## Exercise materials
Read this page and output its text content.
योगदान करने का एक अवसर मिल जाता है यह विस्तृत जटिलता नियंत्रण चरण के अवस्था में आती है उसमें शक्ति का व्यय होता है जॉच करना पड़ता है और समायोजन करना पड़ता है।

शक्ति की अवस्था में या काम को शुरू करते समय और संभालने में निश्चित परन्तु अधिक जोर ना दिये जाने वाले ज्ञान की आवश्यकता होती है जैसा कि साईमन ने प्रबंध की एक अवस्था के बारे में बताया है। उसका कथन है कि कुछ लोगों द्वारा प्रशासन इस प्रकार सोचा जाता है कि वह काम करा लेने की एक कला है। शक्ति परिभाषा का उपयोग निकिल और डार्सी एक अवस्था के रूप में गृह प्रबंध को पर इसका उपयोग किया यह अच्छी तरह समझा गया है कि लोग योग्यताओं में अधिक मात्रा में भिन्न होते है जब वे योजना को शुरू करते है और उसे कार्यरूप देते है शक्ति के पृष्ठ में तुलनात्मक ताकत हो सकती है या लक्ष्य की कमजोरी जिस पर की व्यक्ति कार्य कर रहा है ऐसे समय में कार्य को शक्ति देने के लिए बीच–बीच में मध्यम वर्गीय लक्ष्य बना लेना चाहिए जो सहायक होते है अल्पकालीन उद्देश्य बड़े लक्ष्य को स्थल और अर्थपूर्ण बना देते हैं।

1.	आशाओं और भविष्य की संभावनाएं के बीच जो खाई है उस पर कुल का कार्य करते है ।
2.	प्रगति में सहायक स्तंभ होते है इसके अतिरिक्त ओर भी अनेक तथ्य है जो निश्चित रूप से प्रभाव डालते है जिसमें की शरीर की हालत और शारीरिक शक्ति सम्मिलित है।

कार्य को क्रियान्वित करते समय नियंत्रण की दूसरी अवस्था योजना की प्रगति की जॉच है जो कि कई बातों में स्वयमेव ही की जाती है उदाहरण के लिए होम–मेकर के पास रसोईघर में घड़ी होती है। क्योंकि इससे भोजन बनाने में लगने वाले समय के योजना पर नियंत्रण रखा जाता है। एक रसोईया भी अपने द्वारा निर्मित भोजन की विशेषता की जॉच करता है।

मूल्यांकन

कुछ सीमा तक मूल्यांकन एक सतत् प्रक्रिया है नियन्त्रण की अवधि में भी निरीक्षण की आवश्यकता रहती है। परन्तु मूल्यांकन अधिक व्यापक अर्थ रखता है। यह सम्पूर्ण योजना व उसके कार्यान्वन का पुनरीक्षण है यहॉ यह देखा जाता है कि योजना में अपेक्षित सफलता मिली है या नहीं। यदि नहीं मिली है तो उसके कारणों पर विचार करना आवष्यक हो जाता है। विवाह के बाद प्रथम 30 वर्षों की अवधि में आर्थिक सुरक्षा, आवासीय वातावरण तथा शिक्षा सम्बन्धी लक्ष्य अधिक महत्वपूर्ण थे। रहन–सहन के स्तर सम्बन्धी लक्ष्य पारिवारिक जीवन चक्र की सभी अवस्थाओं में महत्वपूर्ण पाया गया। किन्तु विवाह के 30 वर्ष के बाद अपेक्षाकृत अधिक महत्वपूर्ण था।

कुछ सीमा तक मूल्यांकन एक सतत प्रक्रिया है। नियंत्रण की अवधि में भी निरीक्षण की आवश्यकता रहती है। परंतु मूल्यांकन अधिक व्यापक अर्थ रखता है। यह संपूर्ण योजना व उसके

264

## Stated problem
Quote the material exactly, leaving nothing out.

## Full solution
Read this page and output its text content.
योगदान करने का एक अवसर मिल जाता है यह विस्तृत जटिलता नियंत्रण चरण के अवस्था में आती है उसमें शक्ति का व्यय होता है जॉच करना पड़ता है और समायोजन करना पड़ता है।

शक्ति की अवस्था में या काम को शुरू करते समय और संभालने में निश्चित परन्तु अधिक जोर ना दिये जाने वाले ज्ञान की आवश्यकता होती है जैसा कि साईमन ने प्रबंध की एक अवस्था के बारे में बताया है। उसका कथन है कि कुछ लोगों द्वारा प्रशासन इस प्रकार सोचा जाता है कि वह काम करा लेने की एक कला है। शक्ति परिभाषा का उपयोग निकिल और डार्सी एक अवस्था के रूप में गृह प्रबंध को पर इसका उपयोग किया यह अच्छी तरह समझा गया है कि लोग योग्यताओं में अधिक मात्रा में भिन्न होते है जब वे योजना को शुरू करते है और उसे कार्यरूप देते है शक्ति के पृष्ठ में तुलनात्मक ताकत हो सकती है या लक्ष्य की कमजोरी जिस पर की व्यक्ति कार्य कर रहा है ऐसे समय में कार्य को शक्ति देने के लिए बीच–बीच में मध्यम वर्गीय लक्ष्य बना लेना चाहिए जो सहायक होते है अल्पकालीन उद्देश्य बड़े लक्ष्य को स्थल और अर्थपूर्ण बना देते हैं।

1.	आशाओं और भविष्य की संभावनाएं के बीच जो खाई है उस पर कुल का कार्य करते है ।
2.	प्रगति में सहायक स्तंभ होते है इसके अतिरिक्त ओर भी अनेक तथ्य है जो निश्चित रूप से प्रभाव डालते है जिसमें की शरीर की हालत और शारीरिक शक्ति सम्मिलित है।

कार्य को क्रियान्वित करते समय नियंत्रण की दूसरी अवस्था योजना की प्रगति की जॉच है जो कि कई बातों में स्वयमेव ही की जाती है उदाहरण के लिए होम–मेकर के पास रसोईघर में घड़ी होती है। क्योंकि इससे भोजन बनाने में लगने वाले समय के योजना पर नियंत्रण रखा जाता है। एक रसोईया भी अपने द्वारा निर्मित भोजन की विशेषता की जॉच करता है।

मूल्यांकन

कुछ सीमा तक मूल्यांकन एक सतत् प्रक्रिया है नियन्त्रण की अवधि में भी निरीक्षण की आवश्यकता रहती है। परन्तु मूल्यांकन अधिक व्यापक अर्थ रखता है। यह सम्पूर्ण योजना व उसके कार्यान्वन का पुनरीक्षण है यहॉ यह देखा जाता है कि योजना में अपेक्षित सफलता मिली है या नहीं। यदि नहीं मिली है तो उसके कारणों पर विचार करना आवष्यक हो जाता है। विवाह के बाद प्रथम 30 वर्षों की अवधि में आर्थिक सुरक्षा, आवासीय वातावरण तथा शिक्षा सम्बन्धी लक्ष्य अधिक महत्वपूर्ण थे। रहन–सहन के स्तर सम्बन्धी लक्ष्य पारिवारिक जीवन चक्र की सभी अवस्थाओं में महत्वपूर्ण पाया गया। किन्तु विवाह के 30 वर्ष के बाद अपेक्षाकृत अधिक महत्वपूर्ण था।

कुछ सीमा तक मूल्यांकन एक सतत प्रक्रिया है। नियंत्रण की अवधि में भी निरीक्षण की आवश्यकता रहती है। परंतु मूल्यांकन अधिक व्यापक अर्थ रखता है। यह संपूर्ण योजना व उसके

264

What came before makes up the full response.